## Stated goal
All records must be quoted exactly. Omit the pictures.
-- BEGIN Data excerpts --
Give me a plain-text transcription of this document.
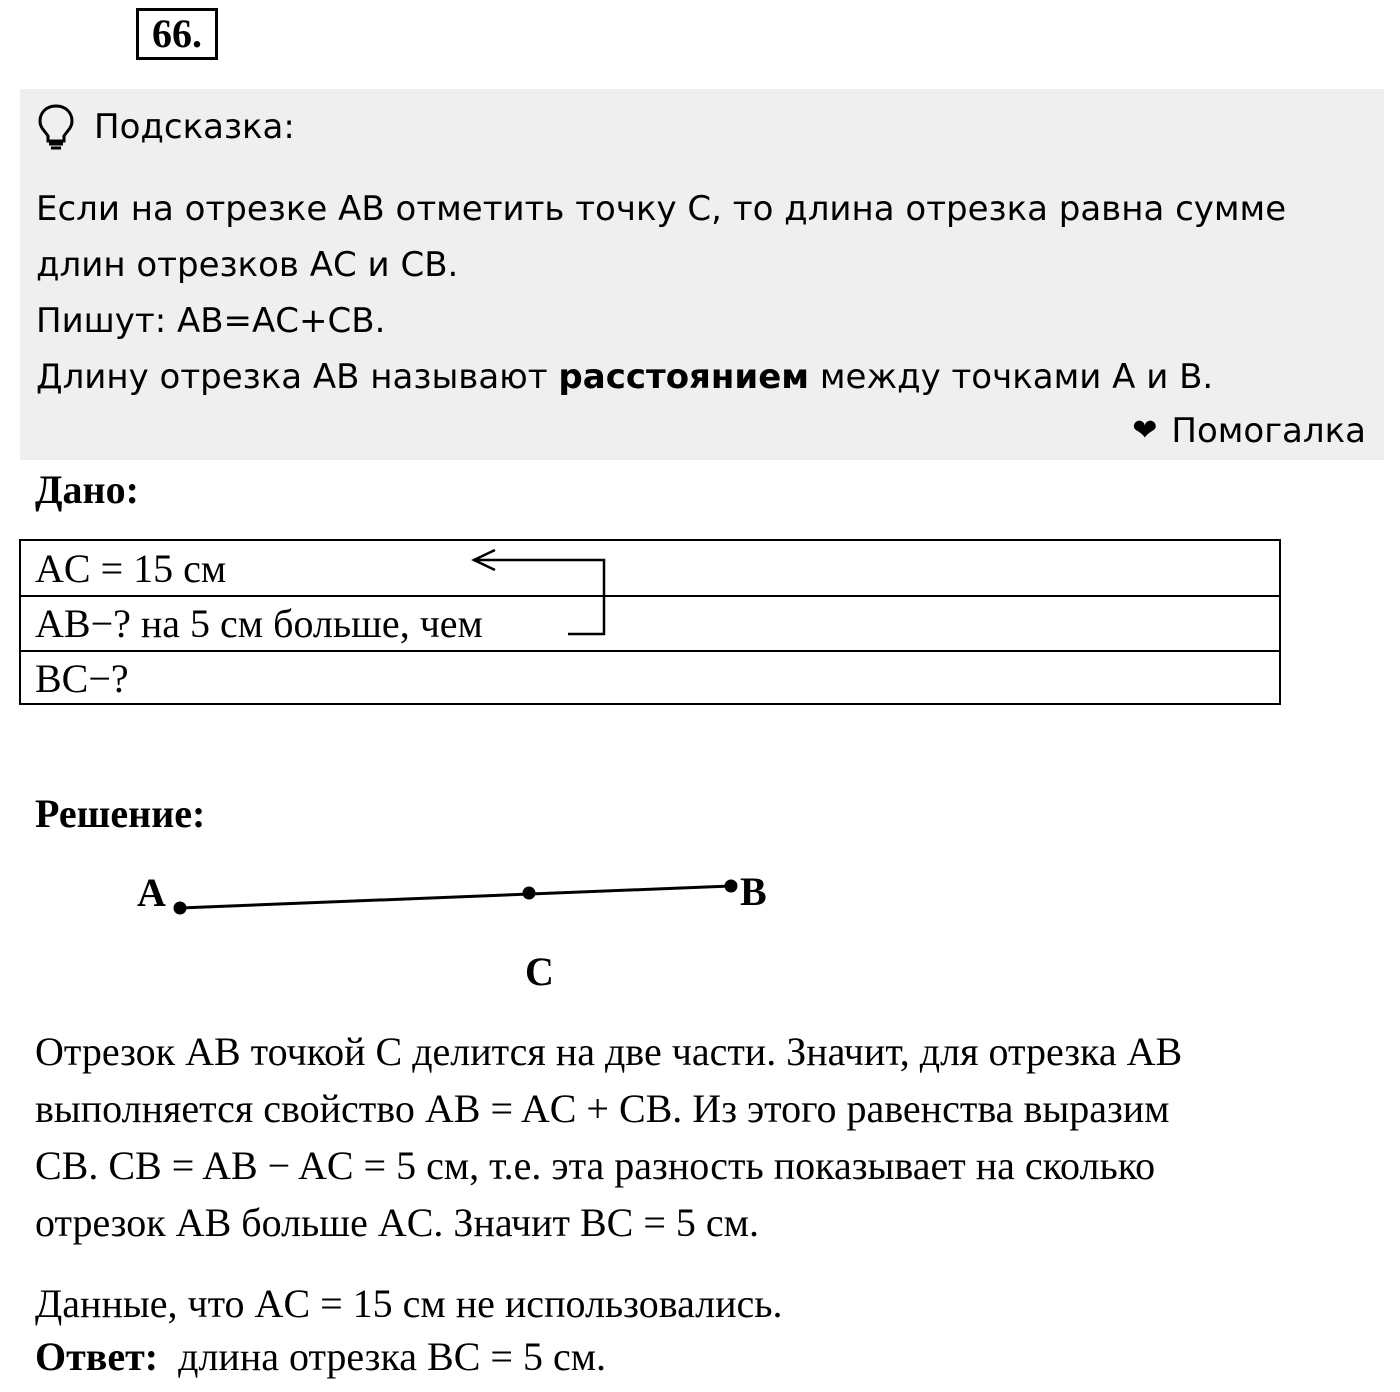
66.
Подсказка:
Если на отрезке АВ отметить точку С, то длина отрезка равна сумме
длин отрезков АС и СВ.
Пишут: АВ=АС+СВ.
Длину отрезка АВ называют расстоянием между точками А и В.
❤ Помогалка
Дано:
AC = 15 см
AB−? на 5 см больше, чем
BC−?
Решение:
A	B
C
Отрезок AB точкой C делится на две части. Значит, для отрезка AB
выполняется свойство AB = AC + CB. Из этого равенства выразим
CB. CB = AB − AC = 5 см, т.е. эта разность показывает на сколько
отрезок AB больше AC. Значит BC = 5 см.
Данные, что AC = 15 см не использовались.
Ответ:  длина отрезка BC = 5 см.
-- END Data excerpts --
## In response
Give me a plain-text transcription of this document.
66.
Подсказка:
Если на отрезке АВ отметить точку С, то длина отрезка равна сумме
длин отрезков АС и СВ.
Пишут: АВ=АС+СВ.
Длину отрезка АВ называют расстоянием между точками А и В.
❤ Помогалка
Дано:
AC = 15 см
AB−? на 5 см больше, чем
BC−?
Решение:
A	B
C
Отрезок AB точкой C делится на две части. Значит, для отрезка AB
выполняется свойство AB = AC + CB. Из этого равенства выразим
CB. CB = AB − AC = 5 см, т.е. эта разность показывает на сколько
отрезок AB больше AC. Значит BC = 5 см.
Данные, что AC = 15 см не использовались.
Ответ:  длина отрезка BC = 5 см.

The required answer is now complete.